-- DOCUMENT PASSAGE --
● ● ● ● ●

The recent high-profile case involving the Presidential Goat Pass-On Scheme illustrates the stakes with painful clarity. In that matter, the court found that directors had acted outside the interests of their company by effectively stealing its corporate identity. Consequently, they were not entitled to the protections ordinarily afforded by section 277 of the Criminal Law Code, which shields directors only where their conduct is sanctioned by the company, typically through board resolutions. Properly recorded board resolutions authorising or disavowing certain actions would have been central to establishing whether the directors were acting with or without corporate sanction.

The criminal liability dimension is particularly sobering. A director may only escape criminal liability if they prove on a balance of probabilities that they took no part in the conduct. Minutes that show a director was absent from a meeting where a problematic decision was taken, or that they voted against a particular course of action, become invaluable exculpatory evidence. Conversely, minutes that show a director was present and voted in favour of a decision that later proves unlawful become powerful evidence of culpability.

The company secretary plays an indispensable role in this ecosystem of protection. Under the COBE Act, the company secretary must act as custodian of the company’s records, ensure that notices of all board meetings and board committee meetings are given in accordance with the Act, ensure that minutes of all such meetings are recorded in accordance with the Act, and advise directors as to their duties and powers in terms of the Act. A skilled company secretary does not merely transcribe discussions; they understand the legal weight of what is being recorded and ensure the minutes reflect the board’s proper exercise of its duties.

Notice of meetings is another area where minutes serve a critical defensive function. The general rule is that to constitute a valid meeting of directors, fair and reasonable notice of a board meeting must be given to every director who is within reach. A notice of a board meeting need not be in writing, but it is highly commendable to give written notice since proof of service is required and should be kept. The minutes should record that proper notice was given and, ideally, attach or reference the notices sent. This simple step prevents subsequent claims that a meeting was improperly convened or that a director was deliberately excluded from a key decision.

The consequences of poor or non-existent minutes cascade through a business in ways directors often fail to anticipate until it is too late. When a dispute arises among shareholders, the minutes are the first place a court will look to understand what the board intended. When the Zimbabwe Revenue Authority conducts an audit and questions the commercial rationale behind a particular transaction, board minutes that show the business purpose and the deliberation process can be the difference between a routine inquiry and a protracted investigation. When a bank considers extending credit or a potential investor performs due diligence, the quality of corporate records signals the maturity and reliability of the governance structure.

Minutes should be maintained in physical or electronic form and are essential to safeguard against future disputes as to what had taken place at the meeting. They should be kept securely alongside other critical company secretarial documents, including the certificate of incorporation, memorandum and articles of association, register of directors (CR6, formerly CR14), share register, and copies of all ordinary and special resolutions.

 Conclusion

For Zimbabwean directors, the message is clear and urgent. Board minutes are not an administrative afterthought. They are a legal instrument of protection. They are the contemporaneous evidence that you discharged your fiduciary duties. They are the proof that decisions were made collectively, not in secret or in bad faith. They are your defence when the corporate veil is challenged. Directors who treat minutes as a chore expose themselves to risks that are entirely avoidable. Directors who insist on proper, timely, and legally compliant minutes build a fortress around their personal liability and their company’s integrity. In the boardrooms of Harare, Bulawayo, and beyond, the pen truly is mightier than the sword. Use it wisely.

● ● ● ● ●

-- RECORDED DATA --
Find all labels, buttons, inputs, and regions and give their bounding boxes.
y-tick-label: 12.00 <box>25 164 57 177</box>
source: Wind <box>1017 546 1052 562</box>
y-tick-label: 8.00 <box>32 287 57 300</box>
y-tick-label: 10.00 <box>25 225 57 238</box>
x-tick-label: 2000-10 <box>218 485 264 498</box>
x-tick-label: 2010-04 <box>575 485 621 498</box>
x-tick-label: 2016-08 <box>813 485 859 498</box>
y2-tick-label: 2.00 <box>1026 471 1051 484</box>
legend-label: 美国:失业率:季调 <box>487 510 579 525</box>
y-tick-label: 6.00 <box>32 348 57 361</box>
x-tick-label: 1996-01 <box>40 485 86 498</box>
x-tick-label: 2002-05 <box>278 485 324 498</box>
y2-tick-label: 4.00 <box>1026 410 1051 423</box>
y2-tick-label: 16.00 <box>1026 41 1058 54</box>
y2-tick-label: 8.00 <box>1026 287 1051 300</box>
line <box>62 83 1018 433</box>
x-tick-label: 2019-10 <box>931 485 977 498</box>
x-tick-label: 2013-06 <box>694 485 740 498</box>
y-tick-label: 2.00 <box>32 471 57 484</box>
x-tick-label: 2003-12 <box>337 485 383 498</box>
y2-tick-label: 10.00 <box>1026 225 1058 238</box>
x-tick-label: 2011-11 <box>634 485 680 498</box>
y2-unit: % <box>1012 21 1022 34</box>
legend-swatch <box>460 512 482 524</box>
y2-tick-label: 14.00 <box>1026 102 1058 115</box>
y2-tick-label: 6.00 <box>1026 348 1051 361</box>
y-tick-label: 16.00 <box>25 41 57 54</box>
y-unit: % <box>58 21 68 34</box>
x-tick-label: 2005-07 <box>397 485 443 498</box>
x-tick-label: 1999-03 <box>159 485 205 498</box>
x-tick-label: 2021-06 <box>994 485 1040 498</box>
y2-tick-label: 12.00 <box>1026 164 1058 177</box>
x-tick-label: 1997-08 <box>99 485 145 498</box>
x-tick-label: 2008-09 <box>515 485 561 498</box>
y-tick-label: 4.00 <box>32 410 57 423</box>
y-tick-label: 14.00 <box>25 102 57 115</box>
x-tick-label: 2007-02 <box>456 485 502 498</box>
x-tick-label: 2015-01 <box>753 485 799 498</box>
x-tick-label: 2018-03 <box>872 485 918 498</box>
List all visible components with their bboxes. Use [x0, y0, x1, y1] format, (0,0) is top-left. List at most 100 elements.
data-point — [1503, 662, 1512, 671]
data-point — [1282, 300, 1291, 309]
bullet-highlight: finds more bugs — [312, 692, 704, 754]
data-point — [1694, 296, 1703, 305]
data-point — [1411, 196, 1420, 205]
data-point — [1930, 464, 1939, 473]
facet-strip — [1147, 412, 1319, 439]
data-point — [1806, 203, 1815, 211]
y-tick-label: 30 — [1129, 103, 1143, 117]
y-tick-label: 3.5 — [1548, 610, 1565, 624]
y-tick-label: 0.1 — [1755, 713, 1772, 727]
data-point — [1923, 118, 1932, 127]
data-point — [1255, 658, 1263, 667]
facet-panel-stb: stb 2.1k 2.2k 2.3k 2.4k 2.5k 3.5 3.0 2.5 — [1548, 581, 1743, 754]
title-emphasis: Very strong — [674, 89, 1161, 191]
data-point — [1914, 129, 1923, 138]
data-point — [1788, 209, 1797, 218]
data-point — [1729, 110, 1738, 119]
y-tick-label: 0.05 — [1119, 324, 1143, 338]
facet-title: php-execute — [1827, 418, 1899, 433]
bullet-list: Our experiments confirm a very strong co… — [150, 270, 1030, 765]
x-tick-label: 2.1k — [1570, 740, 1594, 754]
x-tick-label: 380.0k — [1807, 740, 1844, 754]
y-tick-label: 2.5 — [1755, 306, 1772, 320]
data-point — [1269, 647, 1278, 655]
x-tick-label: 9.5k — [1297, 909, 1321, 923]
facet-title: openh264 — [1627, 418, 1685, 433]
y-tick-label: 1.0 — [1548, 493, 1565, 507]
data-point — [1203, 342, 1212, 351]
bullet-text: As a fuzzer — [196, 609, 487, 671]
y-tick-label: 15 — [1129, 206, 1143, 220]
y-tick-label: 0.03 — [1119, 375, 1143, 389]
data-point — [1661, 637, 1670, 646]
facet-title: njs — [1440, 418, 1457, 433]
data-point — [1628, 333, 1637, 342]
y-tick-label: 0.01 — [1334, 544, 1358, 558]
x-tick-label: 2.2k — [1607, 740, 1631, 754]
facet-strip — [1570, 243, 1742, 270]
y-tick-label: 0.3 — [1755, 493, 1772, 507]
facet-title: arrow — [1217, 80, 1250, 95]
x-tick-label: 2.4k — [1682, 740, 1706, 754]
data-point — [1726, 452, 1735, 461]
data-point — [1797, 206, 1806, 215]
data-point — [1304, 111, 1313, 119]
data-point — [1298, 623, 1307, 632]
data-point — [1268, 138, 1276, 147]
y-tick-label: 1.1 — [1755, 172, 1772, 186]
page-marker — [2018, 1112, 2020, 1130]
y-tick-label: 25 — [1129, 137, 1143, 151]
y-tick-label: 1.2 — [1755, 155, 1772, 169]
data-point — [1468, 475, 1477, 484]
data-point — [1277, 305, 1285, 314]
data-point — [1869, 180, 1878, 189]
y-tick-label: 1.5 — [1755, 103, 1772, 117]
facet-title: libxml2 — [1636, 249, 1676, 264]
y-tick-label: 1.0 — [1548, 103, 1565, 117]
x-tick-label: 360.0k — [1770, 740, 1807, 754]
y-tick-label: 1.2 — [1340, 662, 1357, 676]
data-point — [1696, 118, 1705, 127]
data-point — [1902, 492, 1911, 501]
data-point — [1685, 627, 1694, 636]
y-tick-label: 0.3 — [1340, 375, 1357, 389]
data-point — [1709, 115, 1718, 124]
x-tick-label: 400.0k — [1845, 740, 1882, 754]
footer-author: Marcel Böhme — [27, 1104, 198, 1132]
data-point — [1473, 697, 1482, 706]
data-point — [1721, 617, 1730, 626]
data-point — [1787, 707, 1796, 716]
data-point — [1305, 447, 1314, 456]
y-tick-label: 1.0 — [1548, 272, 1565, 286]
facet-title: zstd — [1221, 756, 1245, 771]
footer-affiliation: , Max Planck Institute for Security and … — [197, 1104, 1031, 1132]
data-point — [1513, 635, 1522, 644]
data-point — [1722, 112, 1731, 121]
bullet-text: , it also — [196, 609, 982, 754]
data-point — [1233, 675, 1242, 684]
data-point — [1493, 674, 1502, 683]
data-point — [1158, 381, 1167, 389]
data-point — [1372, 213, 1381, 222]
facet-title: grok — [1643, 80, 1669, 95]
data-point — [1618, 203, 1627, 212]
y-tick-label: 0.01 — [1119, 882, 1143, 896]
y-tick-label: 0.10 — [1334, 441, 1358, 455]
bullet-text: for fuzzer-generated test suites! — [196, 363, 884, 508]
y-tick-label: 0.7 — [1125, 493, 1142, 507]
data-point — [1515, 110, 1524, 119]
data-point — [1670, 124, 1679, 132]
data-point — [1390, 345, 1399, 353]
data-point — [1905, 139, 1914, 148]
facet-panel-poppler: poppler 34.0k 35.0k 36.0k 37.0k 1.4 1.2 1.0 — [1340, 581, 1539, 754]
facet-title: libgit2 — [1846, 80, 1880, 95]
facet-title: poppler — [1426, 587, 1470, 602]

● ● ● ● ●

-- QUESTIONS TO ANSWER --
1. In the passage on board minutes, what must a director prove, and to what standard, to escape criminal liability?
2. Turn the paragraph of the passage on board minutes that opens with "The company secretary plays an indispensable role" into a short bulleted list that keeps its main facts.
3. Copy the part of the passage on board minutes word for word, starting with "Minutes should be" and going on through "and special resolutions.".

-- SOLUTIONS TO THE TASKS --
1. A director must prove, on a balance of probabilities, that they took no part in the conduct.

2.
- The company secretary is indispensable to the board's protection.
- Under the COBE Act, the company secretary must:
  - act as custodian of the company's records
  - ensure notices of all board and board committee meetings are given in accordance with the Act
  - ensure minutes of all such meetings are recorded in accordance with the Act
  - advise directors on their duties and powers under the Act
- A skilled company secretary understands the legal weight of what is recorded and ensures the minutes reflect the board's proper exercise of its duties. The secretary does not merely transcribe discussions.

3.
Minutes should be maintained in physical or electronic form and are essential to safeguard against future disputes as to what had taken place at the meeting. They should be kept securely alongside other critical company secretarial documents, including the certificate of incorporation, memorandum and articles of association, register of directors (CR6, formerly CR14), share register, and copies of all ordinary and special resolutions.